> [Aim]:
Filter out everything except lines holding "Modified".

> [Dataset items]:

=-=-=

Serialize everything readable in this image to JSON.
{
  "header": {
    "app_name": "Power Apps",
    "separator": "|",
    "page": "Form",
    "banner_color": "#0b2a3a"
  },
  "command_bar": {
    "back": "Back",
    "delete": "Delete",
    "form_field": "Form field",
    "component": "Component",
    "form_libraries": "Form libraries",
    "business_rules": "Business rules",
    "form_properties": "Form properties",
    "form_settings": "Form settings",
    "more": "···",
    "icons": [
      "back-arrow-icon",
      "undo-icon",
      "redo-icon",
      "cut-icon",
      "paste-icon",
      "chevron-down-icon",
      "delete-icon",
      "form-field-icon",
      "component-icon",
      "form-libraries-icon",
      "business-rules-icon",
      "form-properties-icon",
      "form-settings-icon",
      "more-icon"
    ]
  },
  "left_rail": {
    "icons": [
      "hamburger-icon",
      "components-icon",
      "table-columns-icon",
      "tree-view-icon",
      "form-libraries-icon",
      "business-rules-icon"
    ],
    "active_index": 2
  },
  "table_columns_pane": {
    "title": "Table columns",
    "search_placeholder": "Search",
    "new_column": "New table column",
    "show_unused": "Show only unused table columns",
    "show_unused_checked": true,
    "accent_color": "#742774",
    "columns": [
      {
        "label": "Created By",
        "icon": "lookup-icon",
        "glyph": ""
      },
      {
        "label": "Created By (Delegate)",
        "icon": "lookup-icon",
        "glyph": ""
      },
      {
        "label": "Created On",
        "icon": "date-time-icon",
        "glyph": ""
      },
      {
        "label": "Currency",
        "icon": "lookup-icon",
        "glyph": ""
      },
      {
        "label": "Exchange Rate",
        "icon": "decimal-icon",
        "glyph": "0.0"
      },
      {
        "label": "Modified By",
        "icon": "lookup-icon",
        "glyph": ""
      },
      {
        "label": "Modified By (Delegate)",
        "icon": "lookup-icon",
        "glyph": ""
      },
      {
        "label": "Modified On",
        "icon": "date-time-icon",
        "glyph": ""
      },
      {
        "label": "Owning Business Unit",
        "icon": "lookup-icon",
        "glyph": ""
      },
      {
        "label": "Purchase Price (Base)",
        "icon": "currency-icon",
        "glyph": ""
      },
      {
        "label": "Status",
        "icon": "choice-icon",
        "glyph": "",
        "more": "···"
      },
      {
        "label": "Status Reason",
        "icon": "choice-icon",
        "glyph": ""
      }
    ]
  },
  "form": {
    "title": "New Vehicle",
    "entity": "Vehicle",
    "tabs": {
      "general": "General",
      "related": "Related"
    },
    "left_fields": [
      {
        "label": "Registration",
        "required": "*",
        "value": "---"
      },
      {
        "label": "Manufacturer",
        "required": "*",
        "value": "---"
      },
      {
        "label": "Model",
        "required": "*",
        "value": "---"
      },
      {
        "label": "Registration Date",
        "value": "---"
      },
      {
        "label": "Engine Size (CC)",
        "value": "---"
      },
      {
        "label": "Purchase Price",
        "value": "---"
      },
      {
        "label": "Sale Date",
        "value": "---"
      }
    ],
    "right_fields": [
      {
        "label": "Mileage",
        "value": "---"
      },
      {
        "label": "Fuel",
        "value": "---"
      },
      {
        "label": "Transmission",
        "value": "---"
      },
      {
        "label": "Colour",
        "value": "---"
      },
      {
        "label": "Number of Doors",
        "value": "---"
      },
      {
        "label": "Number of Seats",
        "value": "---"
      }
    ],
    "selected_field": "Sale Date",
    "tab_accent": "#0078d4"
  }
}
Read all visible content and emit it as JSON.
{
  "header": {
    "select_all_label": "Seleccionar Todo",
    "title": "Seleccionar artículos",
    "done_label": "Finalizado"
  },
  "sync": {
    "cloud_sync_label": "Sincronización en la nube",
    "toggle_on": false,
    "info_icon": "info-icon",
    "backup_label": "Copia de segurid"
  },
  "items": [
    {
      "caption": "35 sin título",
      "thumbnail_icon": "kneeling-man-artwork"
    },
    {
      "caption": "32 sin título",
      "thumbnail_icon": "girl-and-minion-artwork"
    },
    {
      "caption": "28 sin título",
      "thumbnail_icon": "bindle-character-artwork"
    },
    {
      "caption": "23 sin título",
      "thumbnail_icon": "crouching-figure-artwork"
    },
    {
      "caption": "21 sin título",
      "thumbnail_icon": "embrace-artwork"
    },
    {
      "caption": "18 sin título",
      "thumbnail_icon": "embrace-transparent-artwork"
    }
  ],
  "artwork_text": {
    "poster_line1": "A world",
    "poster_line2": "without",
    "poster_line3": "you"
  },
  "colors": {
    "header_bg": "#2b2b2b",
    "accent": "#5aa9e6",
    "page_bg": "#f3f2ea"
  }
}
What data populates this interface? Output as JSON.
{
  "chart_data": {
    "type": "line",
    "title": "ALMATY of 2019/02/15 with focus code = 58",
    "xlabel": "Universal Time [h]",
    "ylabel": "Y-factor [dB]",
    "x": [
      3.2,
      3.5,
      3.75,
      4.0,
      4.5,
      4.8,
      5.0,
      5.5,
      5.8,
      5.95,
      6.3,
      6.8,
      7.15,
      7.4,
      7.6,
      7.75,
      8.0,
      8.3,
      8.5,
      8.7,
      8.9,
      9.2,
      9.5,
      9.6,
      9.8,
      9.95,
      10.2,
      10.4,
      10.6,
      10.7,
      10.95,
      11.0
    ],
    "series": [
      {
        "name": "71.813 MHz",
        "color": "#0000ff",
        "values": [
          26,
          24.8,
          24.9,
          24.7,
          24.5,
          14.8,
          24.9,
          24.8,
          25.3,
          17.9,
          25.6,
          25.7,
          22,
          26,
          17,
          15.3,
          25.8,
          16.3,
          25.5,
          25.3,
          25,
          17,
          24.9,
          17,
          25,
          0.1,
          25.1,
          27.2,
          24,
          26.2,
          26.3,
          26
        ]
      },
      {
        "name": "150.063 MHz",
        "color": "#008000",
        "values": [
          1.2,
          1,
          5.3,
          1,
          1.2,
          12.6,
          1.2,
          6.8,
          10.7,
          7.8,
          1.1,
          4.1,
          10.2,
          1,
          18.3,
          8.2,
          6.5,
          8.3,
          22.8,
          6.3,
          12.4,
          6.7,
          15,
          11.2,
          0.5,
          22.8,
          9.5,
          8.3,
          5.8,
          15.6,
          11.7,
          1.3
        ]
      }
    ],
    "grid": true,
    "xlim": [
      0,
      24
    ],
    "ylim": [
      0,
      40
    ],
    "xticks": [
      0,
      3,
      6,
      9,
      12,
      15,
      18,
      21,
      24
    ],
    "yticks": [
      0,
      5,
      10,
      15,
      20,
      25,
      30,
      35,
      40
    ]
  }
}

=-=-=

> [Answer to the exercise]:
        "label": "Modified By",
        "label": "Modified By (Delegate)",
        "label": "Modified On",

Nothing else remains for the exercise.